Transcribe, exactly as they appear, only the lines from the one holding "Extract the structured" through the end of the entries below.
[Start of ITEMS]
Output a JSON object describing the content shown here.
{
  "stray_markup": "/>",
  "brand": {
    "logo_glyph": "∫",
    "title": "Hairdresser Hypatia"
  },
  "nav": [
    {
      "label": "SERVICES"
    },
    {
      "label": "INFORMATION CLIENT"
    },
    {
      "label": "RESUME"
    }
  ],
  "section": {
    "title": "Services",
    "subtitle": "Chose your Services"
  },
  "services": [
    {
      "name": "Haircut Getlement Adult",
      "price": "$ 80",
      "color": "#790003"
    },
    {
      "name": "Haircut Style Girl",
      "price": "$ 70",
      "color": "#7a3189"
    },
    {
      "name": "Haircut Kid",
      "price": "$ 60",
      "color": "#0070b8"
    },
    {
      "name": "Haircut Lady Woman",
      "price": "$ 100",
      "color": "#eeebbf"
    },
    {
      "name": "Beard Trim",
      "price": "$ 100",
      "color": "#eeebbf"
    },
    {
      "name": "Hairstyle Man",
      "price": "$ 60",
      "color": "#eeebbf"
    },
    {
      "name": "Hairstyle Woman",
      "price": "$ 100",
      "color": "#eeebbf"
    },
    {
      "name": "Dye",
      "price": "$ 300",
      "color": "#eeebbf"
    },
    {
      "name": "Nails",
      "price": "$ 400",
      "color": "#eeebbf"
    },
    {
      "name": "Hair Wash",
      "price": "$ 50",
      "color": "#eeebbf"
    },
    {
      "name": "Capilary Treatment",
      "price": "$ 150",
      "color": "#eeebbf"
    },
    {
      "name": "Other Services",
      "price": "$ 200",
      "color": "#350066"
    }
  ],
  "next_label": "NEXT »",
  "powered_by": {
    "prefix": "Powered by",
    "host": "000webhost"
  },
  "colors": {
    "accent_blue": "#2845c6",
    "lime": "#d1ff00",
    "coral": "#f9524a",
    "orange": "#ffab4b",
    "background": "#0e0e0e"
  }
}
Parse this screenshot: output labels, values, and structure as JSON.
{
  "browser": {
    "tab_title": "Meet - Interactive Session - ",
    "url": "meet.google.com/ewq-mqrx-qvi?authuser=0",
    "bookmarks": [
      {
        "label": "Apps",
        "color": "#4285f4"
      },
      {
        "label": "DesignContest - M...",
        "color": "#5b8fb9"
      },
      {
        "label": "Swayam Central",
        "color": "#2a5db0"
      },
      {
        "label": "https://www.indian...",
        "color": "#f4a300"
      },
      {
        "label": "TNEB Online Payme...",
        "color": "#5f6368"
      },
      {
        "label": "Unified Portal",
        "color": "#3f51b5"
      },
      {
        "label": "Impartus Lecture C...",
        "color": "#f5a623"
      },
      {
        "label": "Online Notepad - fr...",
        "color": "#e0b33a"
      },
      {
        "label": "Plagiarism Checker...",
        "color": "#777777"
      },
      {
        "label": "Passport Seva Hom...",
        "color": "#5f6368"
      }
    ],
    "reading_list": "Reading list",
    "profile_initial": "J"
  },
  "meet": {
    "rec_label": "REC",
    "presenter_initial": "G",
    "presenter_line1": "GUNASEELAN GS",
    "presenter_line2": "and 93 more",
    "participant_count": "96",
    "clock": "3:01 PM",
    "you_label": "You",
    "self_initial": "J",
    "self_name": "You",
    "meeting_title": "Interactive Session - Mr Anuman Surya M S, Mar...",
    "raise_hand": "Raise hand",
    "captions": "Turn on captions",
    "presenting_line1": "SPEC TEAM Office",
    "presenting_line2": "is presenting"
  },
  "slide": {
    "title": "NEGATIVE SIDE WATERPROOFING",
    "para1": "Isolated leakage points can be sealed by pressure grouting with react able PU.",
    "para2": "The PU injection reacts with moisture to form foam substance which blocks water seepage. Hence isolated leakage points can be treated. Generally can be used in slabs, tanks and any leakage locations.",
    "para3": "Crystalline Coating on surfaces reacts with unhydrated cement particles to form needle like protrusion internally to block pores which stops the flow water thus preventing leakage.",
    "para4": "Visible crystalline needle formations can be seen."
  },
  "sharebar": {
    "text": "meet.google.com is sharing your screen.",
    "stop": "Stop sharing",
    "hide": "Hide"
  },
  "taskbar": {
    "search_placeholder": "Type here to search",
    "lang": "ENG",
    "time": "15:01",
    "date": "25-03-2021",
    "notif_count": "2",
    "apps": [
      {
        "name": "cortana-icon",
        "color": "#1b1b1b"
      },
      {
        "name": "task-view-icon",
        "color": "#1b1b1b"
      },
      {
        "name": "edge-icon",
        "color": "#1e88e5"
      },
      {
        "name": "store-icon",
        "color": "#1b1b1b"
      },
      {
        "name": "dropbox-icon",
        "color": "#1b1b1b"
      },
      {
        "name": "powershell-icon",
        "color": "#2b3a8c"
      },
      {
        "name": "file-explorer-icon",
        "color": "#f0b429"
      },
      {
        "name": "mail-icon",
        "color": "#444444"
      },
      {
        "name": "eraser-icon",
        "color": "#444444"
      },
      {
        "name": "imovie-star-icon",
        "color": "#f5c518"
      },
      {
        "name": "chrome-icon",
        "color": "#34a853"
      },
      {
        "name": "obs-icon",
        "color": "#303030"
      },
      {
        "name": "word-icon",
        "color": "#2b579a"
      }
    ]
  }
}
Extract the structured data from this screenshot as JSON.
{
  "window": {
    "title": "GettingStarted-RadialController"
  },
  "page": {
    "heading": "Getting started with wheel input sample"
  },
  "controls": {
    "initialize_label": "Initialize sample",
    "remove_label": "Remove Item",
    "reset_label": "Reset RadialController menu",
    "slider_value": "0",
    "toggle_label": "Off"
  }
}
[End of ITEMS]
• **COMPLETE RESPONSE**
Extract the structured data from this screenshot as JSON.
{
  "window": {
    "title": "GettingStarted-RadialController"
  },
  "page": {
    "heading": "Getting started with wheel input sample"
  },
  "controls": {
    "initialize_label": "Initialize sample",
    "remove_label": "Remove Item",
    "reset_label": "Reset RadialController menu",
    "slider_value": "0",
    "toggle_label": "Off"
  }
}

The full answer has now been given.